Job | Below are some records; give them all again exactly, but not the pictures.

---- Data records

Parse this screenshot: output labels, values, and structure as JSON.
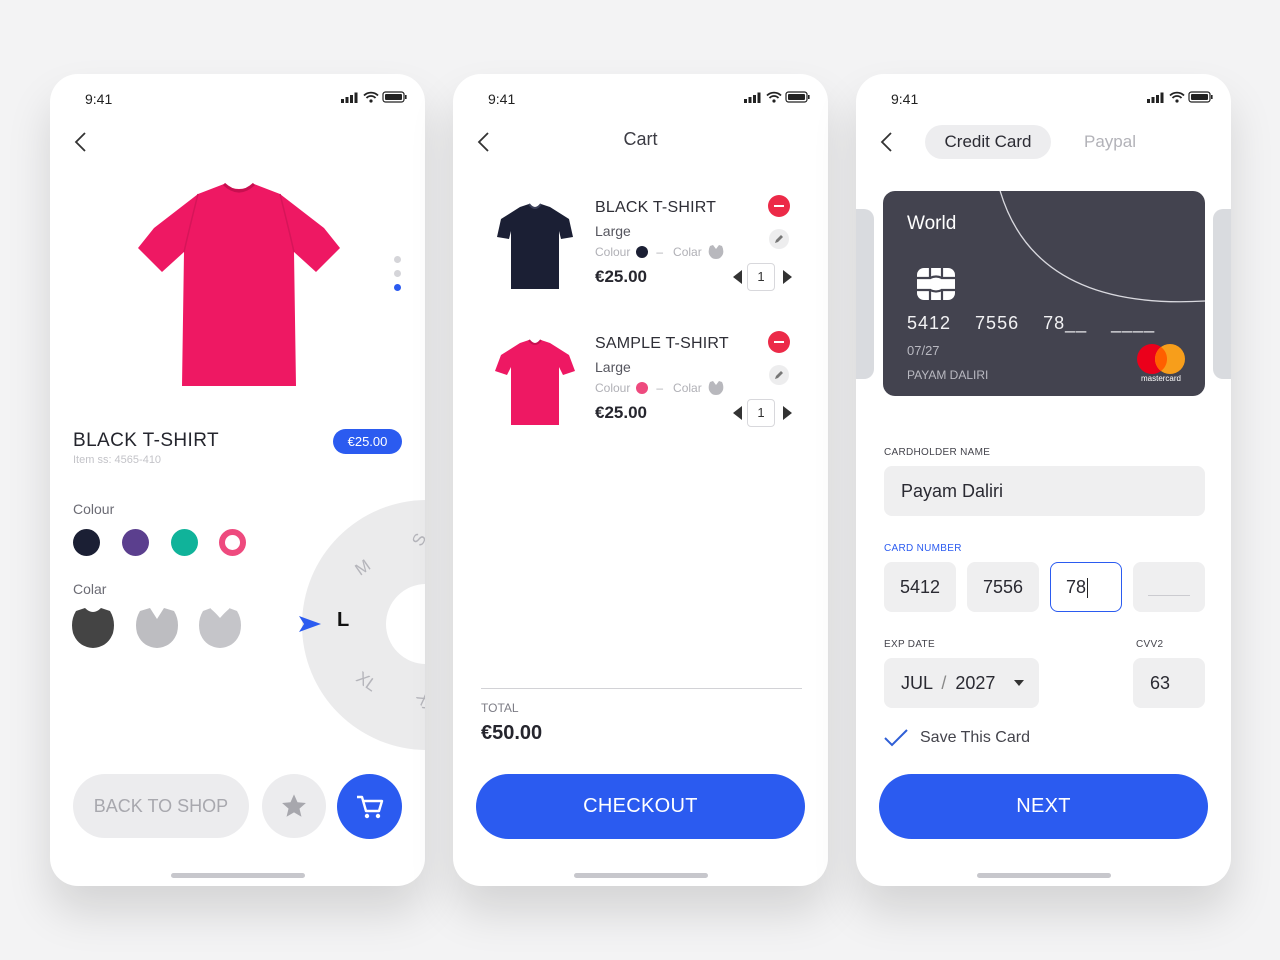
{
  "status_bar": {
    "time": "9:41"
  },
  "colors": {
    "accent": "#2b5bf0",
    "danger": "#ec2a48",
    "card": "#43434f",
    "product_pink": "#ee1863",
    "product_navy": "#1b1f34"
  },
  "product": {
    "title": "BLACK T-SHIRT",
    "sku": "Item ss: 4565-410",
    "price": "€25.00",
    "colour_label": "Colour",
    "collar_label": "Colar",
    "swatches": [
      "#1b1f34",
      "#5b3f8e",
      "#10b39a",
      "#ee4a7e"
    ],
    "sizes": [
      "M",
      "L",
      "XL"
    ],
    "selected_size": "L",
    "back_to_shop": "BACK TO SHOP",
    "icons": [
      "chevron-left-icon",
      "star-icon",
      "cart-icon"
    ]
  },
  "cart": {
    "title": "Cart",
    "items": [
      {
        "name": "BLACK T-SHIRT",
        "size": "Large",
        "colour_label": "Colour",
        "collar_label": "Colar",
        "colour": "#1b1f34",
        "price": "€25.00",
        "qty": "1"
      },
      {
        "name": "SAMPLE T-SHIRT",
        "size": "Large",
        "colour_label": "Colour",
        "collar_label": "Colar",
        "colour": "#ee4a7e",
        "price": "€25.00",
        "qty": "1"
      }
    ],
    "total_label": "TOTAL",
    "total": "€50.00",
    "checkout": "CHECKOUT"
  },
  "payment": {
    "tabs": [
      "Credit Card",
      "Paypal"
    ],
    "card": {
      "bank": "World",
      "number": "5412  7556  78__  ____",
      "expiry": "07/27",
      "holder": "PAYAM DALIRI",
      "brand": "mastercard"
    },
    "cardholder_label": "CARDHOLDER NAME",
    "cardholder_value": "Payam Daliri",
    "card_number_label": "CARD NUMBER",
    "card_number_groups": [
      "5412",
      "7556",
      "78",
      ""
    ],
    "exp_label": "EXP DATE",
    "exp_month": "JUL",
    "exp_sep": "/",
    "exp_year": "2027",
    "cvv_label": "CVV2",
    "cvv_value": "63",
    "save_label": "Save This Card",
    "save_checked": true,
    "next": "NEXT"
  }
}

--------

The result |
Parse this screenshot: output labels, values, and structure as JSON.
{
  "status_bar": {
    "time": "9:41"
  },
  "colors": {
    "accent": "#2b5bf0",
    "danger": "#ec2a48",
    "card": "#43434f",
    "product_pink": "#ee1863",
    "product_navy": "#1b1f34"
  },
  "product": {
    "title": "BLACK T-SHIRT",
    "sku": "Item ss: 4565-410",
    "price": "€25.00",
    "colour_label": "Colour",
    "collar_label": "Colar",
    "swatches": [
      "#1b1f34",
      "#5b3f8e",
      "#10b39a",
      "#ee4a7e"
    ],
    "sizes": [
      "M",
      "L",
      "XL"
    ],
    "selected_size": "L",
    "back_to_shop": "BACK TO SHOP",
    "icons": [
      "chevron-left-icon",
      "star-icon",
      "cart-icon"
    ]
  },
  "cart": {
    "title": "Cart",
    "items": [
      {
        "name": "BLACK T-SHIRT",
        "size": "Large",
        "colour_label": "Colour",
        "collar_label": "Colar",
        "colour": "#1b1f34",
        "price": "€25.00",
        "qty": "1"
      },
      {
        "name": "SAMPLE T-SHIRT",
        "size": "Large",
        "colour_label": "Colour",
        "collar_label": "Colar",
        "colour": "#ee4a7e",
        "price": "€25.00",
        "qty": "1"
      }
    ],
    "total_label": "TOTAL",
    "total": "€50.00",
    "checkout": "CHECKOUT"
  },
  "payment": {
    "tabs": [
      "Credit Card",
      "Paypal"
    ],
    "card": {
      "bank": "World",
      "number": "5412  7556  78__  ____",
      "expiry": "07/27",
      "holder": "PAYAM DALIRI",
      "brand": "mastercard"
    },
    "cardholder_label": "CARDHOLDER NAME",
    "cardholder_value": "Payam Daliri",
    "card_number_label": "CARD NUMBER",
    "card_number_groups": [
      "5412",
      "7556",
      "78",
      ""
    ],
    "exp_label": "EXP DATE",
    "exp_month": "JUL",
    "exp_sep": "/",
    "exp_year": "2027",
    "cvv_label": "CVV2",
    "cvv_value": "63",
    "save_label": "Save This Card",
    "save_checked": true,
    "next": "NEXT"
  }
}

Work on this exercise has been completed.